#### Task description:
Don't copy the pictures; return every other part of the records exactly.

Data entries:
────────────────────

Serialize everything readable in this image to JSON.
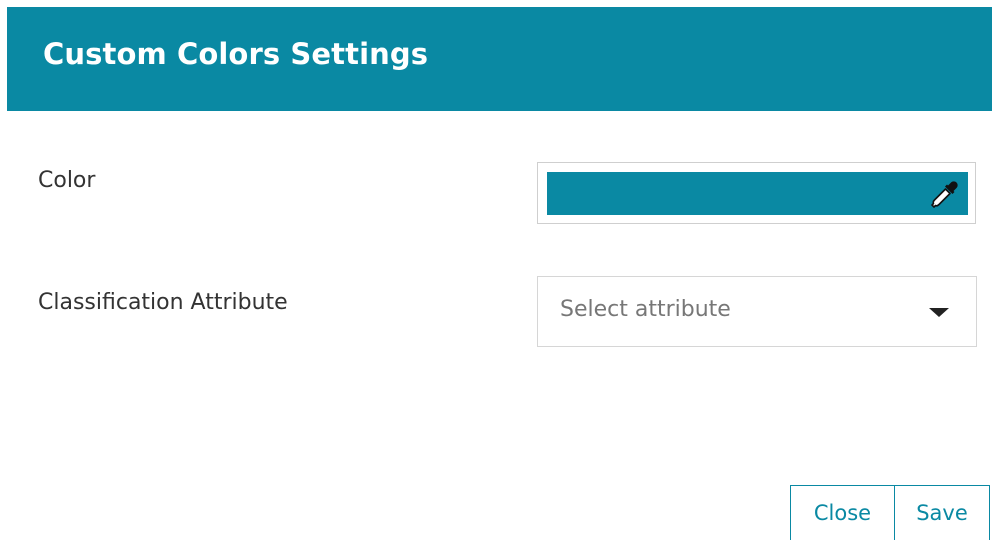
{
  "dialog": {
    "title": "Custom Colors Settings",
    "header_color": "#0a89a3"
  },
  "color_field": {
    "label": "Color",
    "value": "#0a89a3",
    "icon": "eyedropper-icon"
  },
  "attribute_field": {
    "label": "Classification Attribute",
    "placeholder": "Select attribute",
    "icon": "chevron-down-icon"
  },
  "footer": {
    "close_label": "Close",
    "save_label": "Save"
  }
}
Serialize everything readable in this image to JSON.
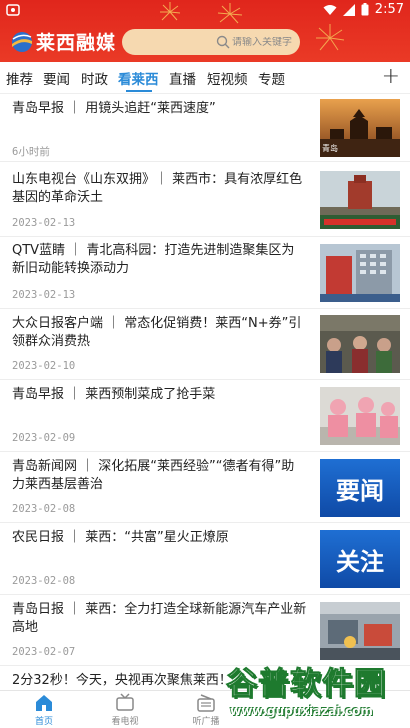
{
  "status_bar": {
    "time": "2:57"
  },
  "header": {
    "app_title": "莱西融媒",
    "search_placeholder": "请输入关键字"
  },
  "tabs": [
    {
      "label": "推荐"
    },
    {
      "label": "要闻"
    },
    {
      "label": "时政"
    },
    {
      "label": "看莱西",
      "active": true
    },
    {
      "label": "直播"
    },
    {
      "label": "短视频"
    },
    {
      "label": "专题"
    }
  ],
  "add_tab_label": "+",
  "articles": [
    {
      "title": "青岛早报 ｜ 用镜头追赶“莱西速度”",
      "date": "6小时前",
      "thumb": "sunset-tower",
      "thumb_caption": "青岛"
    },
    {
      "title": "山东电视台《山东双拥》｜ 莱西市：具有浓厚红色基因的革命沃土",
      "date": "2023-02-13",
      "thumb": "memorial"
    },
    {
      "title": "QTV蓝睛 ｜ 青北高科园：打造先进制造聚集区为新旧动能转换添动力",
      "date": "2023-02-13",
      "thumb": "building"
    },
    {
      "title": "大众日报客户端 ｜ 常态化促销费！莱西“N+券”引领群众消费热",
      "date": "2023-02-10",
      "thumb": "market"
    },
    {
      "title": "青岛早报 ｜ 莱西预制菜成了抢手菜",
      "date": "2023-02-09",
      "thumb": "kitchen"
    },
    {
      "title": "青岛新闻网 ｜ 深化拓展“莱西经验”“德者有得”助力莱西基层善治",
      "date": "2023-02-08",
      "thumb": "blue-card",
      "thumb_caption": "要闻"
    },
    {
      "title": "农民日报 ｜ 莱西：“共富”星火正燎原",
      "date": "2023-02-08",
      "thumb": "blue-card",
      "thumb_caption": "关注"
    },
    {
      "title": "青岛日报 ｜ 莱西：全力打造全球新能源汽车产业新高地",
      "date": "2023-02-07",
      "thumb": "factory"
    },
    {
      "title": "2分32秒！今天，央视再次聚焦莱西！",
      "date": "",
      "thumb": "none"
    }
  ],
  "bottom_nav": [
    {
      "label": "首页",
      "icon": "home-icon",
      "active": true
    },
    {
      "label": "看电视",
      "icon": "tv-icon"
    },
    {
      "label": "听广播",
      "icon": "radio-icon"
    }
  ],
  "watermark": {
    "big": "谷普软件园",
    "small": "www.gupuxiazai.com"
  },
  "colors": {
    "header_red": "#e0261c",
    "accent_blue": "#2b8bd8"
  }
}
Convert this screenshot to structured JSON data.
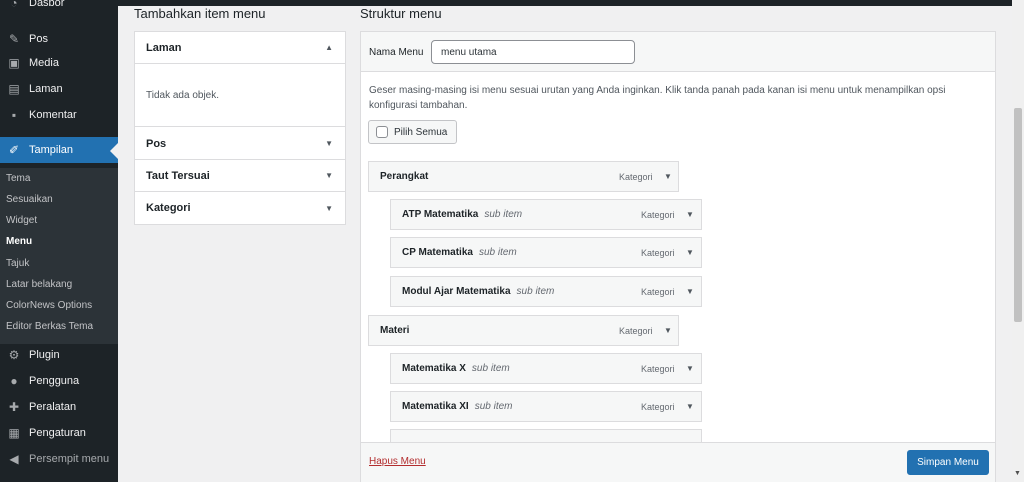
{
  "sidebar": {
    "items": [
      {
        "label": "Dasbor",
        "icon": "gauge-icon"
      },
      {
        "label": "Pos",
        "icon": "pin-icon"
      },
      {
        "label": "Media",
        "icon": "media-icon"
      },
      {
        "label": "Laman",
        "icon": "page-icon"
      },
      {
        "label": "Komentar",
        "icon": "comment-icon"
      },
      {
        "label": "Tampilan",
        "icon": "brush-icon"
      },
      {
        "label": "Plugin",
        "icon": "plugin-icon"
      },
      {
        "label": "Pengguna",
        "icon": "users-icon"
      },
      {
        "label": "Peralatan",
        "icon": "wrench-icon"
      },
      {
        "label": "Pengaturan",
        "icon": "settings-icon"
      },
      {
        "label": "Persempit menu",
        "icon": "collapse-icon"
      }
    ],
    "submenu": [
      "Tema",
      "Sesuaikan",
      "Widget",
      "Menu",
      "Tajuk",
      "Latar belakang",
      "ColorNews Options",
      "Editor Berkas Tema"
    ],
    "active_color": "#2271b1"
  },
  "add_items": {
    "heading": "Tambahkan item menu",
    "sections": [
      {
        "label": "Laman",
        "expanded": true
      },
      {
        "label": "Pos",
        "expanded": false
      },
      {
        "label": "Taut Tersuai",
        "expanded": false
      },
      {
        "label": "Kategori",
        "expanded": false
      }
    ],
    "empty_text": "Tidak ada objek."
  },
  "structure": {
    "heading": "Struktur menu",
    "name_label": "Nama Menu",
    "name_value": "menu utama",
    "instructions": "Geser masing-masing isi menu sesuai urutan yang Anda inginkan. Klik tanda panah pada kanan isi menu untuk menampilkan opsi konfigurasi tambahan.",
    "select_all": "Pilih Semua",
    "items": [
      {
        "title": "Perangkat",
        "sub": "",
        "type": "Kategori"
      },
      {
        "title": "ATP Matematika",
        "sub": "sub item",
        "type": "Kategori"
      },
      {
        "title": "CP Matematika",
        "sub": "sub item",
        "type": "Kategori"
      },
      {
        "title": "Modul Ajar Matematika",
        "sub": "sub item",
        "type": "Kategori"
      },
      {
        "title": "Materi",
        "sub": "",
        "type": "Kategori"
      },
      {
        "title": "Matematika X",
        "sub": "sub item",
        "type": "Kategori"
      },
      {
        "title": "Matematika XI",
        "sub": "sub item",
        "type": "Kategori"
      }
    ],
    "delete_label": "Hapus Menu",
    "save_label": "Simpan Menu"
  }
}
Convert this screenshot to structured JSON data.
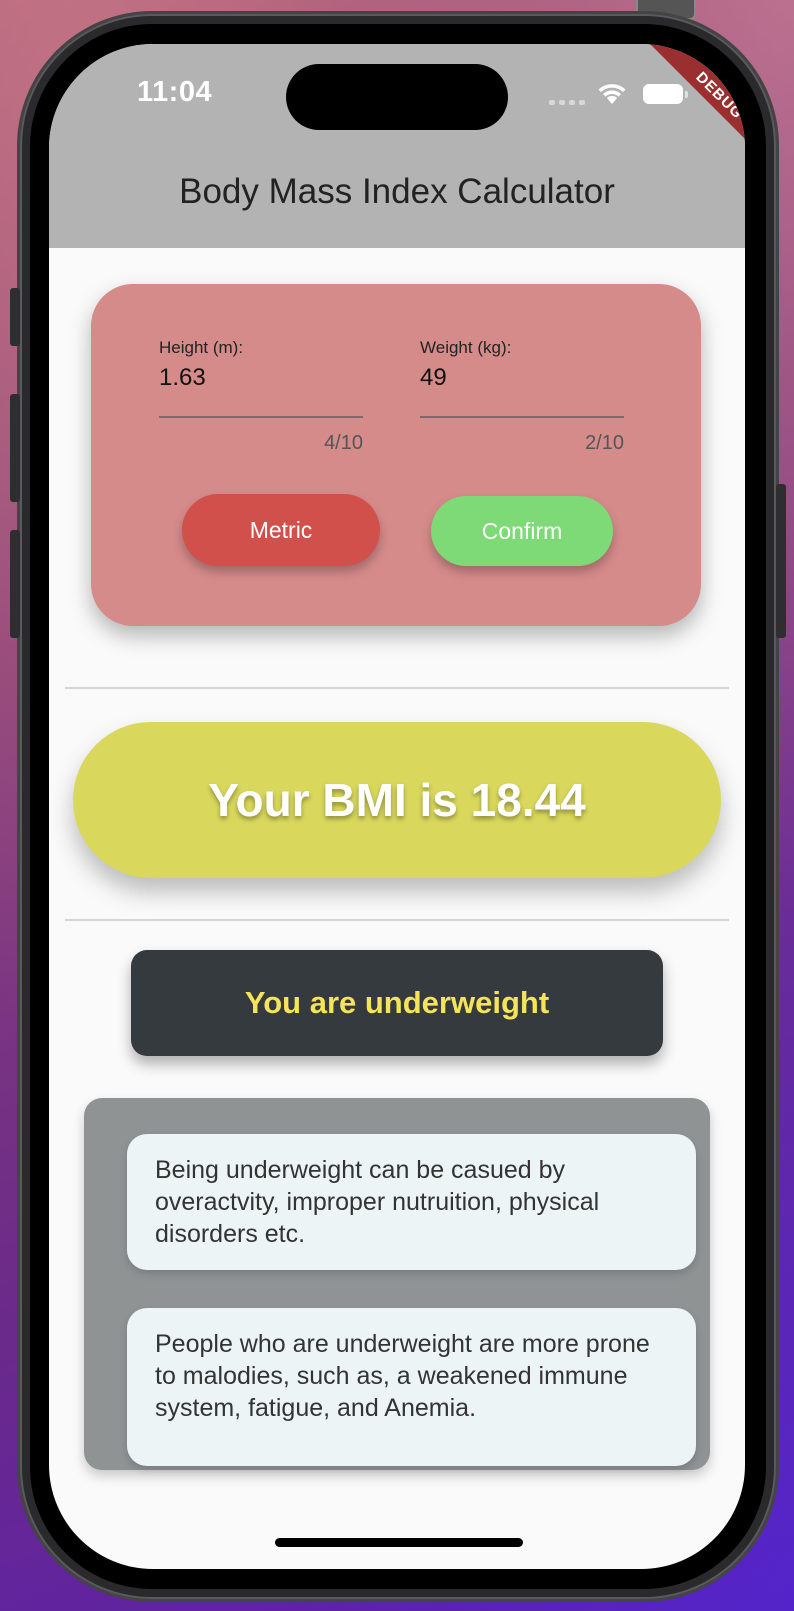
{
  "status_bar": {
    "time": "11:04"
  },
  "debug_banner": "DEBUG",
  "app_bar": {
    "title": "Body Mass Index Calculator"
  },
  "inputs": {
    "height": {
      "label": "Height (m):",
      "value": "1.63",
      "counter": "4/10"
    },
    "weight": {
      "label": "Weight (kg):",
      "value": "49",
      "counter": "2/10"
    }
  },
  "buttons": {
    "metric": "Metric",
    "confirm": "Confirm"
  },
  "result": {
    "bmi_text": "Your BMI is 18.44",
    "bmi_value": 18.44
  },
  "category": {
    "text": "You are underweight"
  },
  "info": [
    {
      "text": "Being underweight can be casued by overactvity, improper nutruition, physical disorders etc."
    },
    {
      "text": "People who are underweight are more prone to malodies, such as, a weakened immune system, fatigue, and Anemia."
    }
  ],
  "colors": {
    "app_bar": "#b3b3b3",
    "input_card": "#d68b8b",
    "metric_button": "#d1504c",
    "confirm_button": "#7ed977",
    "bmi_pill": "#d9d85c",
    "status_box": "#343a3d",
    "status_text": "#f5e35a",
    "info_panel": "#8f9394",
    "info_card": "#edf4f6"
  }
}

────────────────────

#### Worked solution:
Serialize everything readable in this image to JSON.
{
  "dialog": {
    "title": "Custom Colors Settings",
    "header_color": "#0a89a3"
  },
  "color_field": {
    "label": "Color",
    "value": "#0a89a3",
    "icon": "eyedropper-icon"
  },
  "attribute_field": {
    "label": "Classification Attribute",
    "placeholder": "Select attribute",
    "icon": "chevron-down-icon"
  },
  "footer": {
    "close_label": "Close",
    "save_label": "Save"
  }
}
Serialize everything readable in this image to JSON.
{
  "status_bar": {
    "time": "2:57"
  },
  "header": {
    "app_title": "莱西融媒",
    "search_placeholder": "请输入关键字"
  },
  "tabs": [
    {
      "label": "推荐"
    },
    {
      "label": "要闻"
    },
    {
      "label": "时政"
    },
    {
      "label": "看莱西",
      "active": true
    },
    {
      "label": "直播"
    },
    {
      "label": "短视频"
    },
    {
      "label": "专题"
    }
  ],
  "add_tab_label": "+",
  "articles": [
    {
      "title": "青岛早报 ｜ 用镜头追赶“莱西速度”",
      "date": "6小时前",
      "thumb": "sunset-tower",
      "thumb_caption": "青岛"
    },
    {
      "title": "山东电视台《山东双拥》｜ 莱西市：具有浓厚红色基因的革命沃土",
      "date": "2023-02-13",
      "thumb": "memorial"
    },
    {
      "title": "QTV蓝睛 ｜ 青北高科园：打造先进制造聚集区为新旧动能转换添动力",
      "date": "2023-02-13",
      "thumb": "building"
    },
    {
      "title": "大众日报客户端 ｜ 常态化促销费！莱西“N+券”引领群众消费热",
      "date": "2023-02-10",
      "thumb": "market"
    },
    {
      "title": "青岛早报 ｜ 莱西预制菜成了抢手菜",
      "date": "2023-02-09",
      "thumb": "kitchen"
    },
    {
      "title": "青岛新闻网 ｜ 深化拓展“莱西经验”“德者有得”助力莱西基层善治",
      "date": "2023-02-08",
      "thumb": "blue-card",
      "thumb_caption": "要闻"
    },
    {
      "title": "农民日报 ｜ 莱西：“共富”星火正燎原",
      "date": "2023-02-08",
      "thumb": "blue-card",
      "thumb_caption": "关注"
    },
    {
      "title": "青岛日报 ｜ 莱西：全力打造全球新能源汽车产业新高地",
      "date": "2023-02-07",
      "thumb": "factory"
    },
    {
      "title": "2分32秒！今天，央视再次聚焦莱西！",
      "date": "",
      "thumb": "none"
    }
  ],
  "bottom_nav": [
    {
      "label": "首页",
      "icon": "home-icon",
      "active": true
    },
    {
      "label": "看电视",
      "icon": "tv-icon"
    },
    {
      "label": "听广播",
      "icon": "radio-icon"
    }
  ],
  "watermark": {
    "big": "谷普软件园",
    "small": "www.gupuxiazai.com"
  },
  "colors": {
    "header_red": "#e0261c",
    "accent_blue": "#2b8bd8"
  }
}
Convert this screenshot to structured JSON data.
{
  "sidebar": {
    "items": [
      {
        "label": "Dasbor",
        "icon": "gauge-icon"
      },
      {
        "label": "Pos",
        "icon": "pin-icon"
      },
      {
        "label": "Media",
        "icon": "media-icon"
      },
      {
        "label": "Laman",
        "icon": "page-icon"
      },
      {
        "label": "Komentar",
        "icon": "comment-icon"
      },
      {
        "label": "Tampilan",
        "icon": "brush-icon"
      },
      {
        "label": "Plugin",
        "icon": "plugin-icon"
      },
      {
        "label": "Pengguna",
        "icon": "users-icon"
      },
      {
        "label": "Peralatan",
        "icon": "wrench-icon"
      },
      {
        "label": "Pengaturan",
        "icon": "settings-icon"
      },
      {
        "label": "Persempit menu",
        "icon": "collapse-icon"
      }
    ],
    "submenu": [
      "Tema",
      "Sesuaikan",
      "Widget",
      "Menu",
      "Tajuk",
      "Latar belakang",
      "ColorNews Options",
      "Editor Berkas Tema"
    ],
    "active_color": "#2271b1"
  },
  "add_items": {
    "heading": "Tambahkan item menu",
    "sections": [
      {
        "label": "Laman",
        "expanded": true
      },
      {
        "label": "Pos",
        "expanded": false
      },
      {
        "label": "Taut Tersuai",
        "expanded": false
      },
      {
        "label": "Kategori",
        "expanded": false
      }
    ],
    "empty_text": "Tidak ada objek."
  },
  "structure": {
    "heading": "Struktur menu",
    "name_label": "Nama Menu",
    "name_value": "menu utama",
    "instructions": "Geser masing-masing isi menu sesuai urutan yang Anda inginkan. Klik tanda panah pada kanan isi menu untuk menampilkan opsi konfigurasi tambahan.",
    "select_all": "Pilih Semua",
    "items": [
      {
        "title": "Perangkat",
        "sub": "",
        "type": "Kategori"
      },
      {
        "title": "ATP Matematika",
        "sub": "sub item",
        "type": "Kategori"
      },
      {
        "title": "CP Matematika",
        "sub": "sub item",
        "type": "Kategori"
      },
      {
        "title": "Modul Ajar Matematika",
        "sub": "sub item",
        "type": "Kategori"
      },
      {
        "title": "Materi",
        "sub": "",
        "type": "Kategori"
      },
      {
        "title": "Matematika X",
        "sub": "sub item",
        "type": "Kategori"
      },
      {
        "title": "Matematika XI",
        "sub": "sub item",
        "type": "Kategori"
      }
    ],
    "delete_label": "Hapus Menu",
    "save_label": "Simpan Menu"
  }
}
Convert this screenshot to structured JSON data.
{
  "status_bar": {
    "time": "11:04"
  },
  "debug_banner": "DEBUG",
  "app_bar": {
    "title": "Body Mass Index Calculator"
  },
  "inputs": {
    "height": {
      "label": "Height (m):",
      "value": "1.63",
      "counter": "4/10"
    },
    "weight": {
      "label": "Weight (kg):",
      "value": "49",
      "counter": "2/10"
    }
  },
  "buttons": {
    "metric": "Metric",
    "confirm": "Confirm"
  },
  "result": {
    "bmi_text": "Your BMI is 18.44",
    "bmi_value": 18.44
  },
  "category": {
    "text": "You are underweight"
  },
  "info": [
    {
      "text": "Being underweight can be casued by overactvity, improper nutruition, physical disorders etc."
    },
    {
      "text": "People who are underweight are more prone to malodies, such as, a weakened immune system, fatigue, and Anemia."
    }
  ],
  "colors": {
    "app_bar": "#b3b3b3",
    "input_card": "#d68b8b",
    "metric_button": "#d1504c",
    "confirm_button": "#7ed977",
    "bmi_pill": "#d9d85c",
    "status_box": "#343a3d",
    "status_text": "#f5e35a",
    "info_panel": "#8f9394",
    "info_card": "#edf4f6"
  }
}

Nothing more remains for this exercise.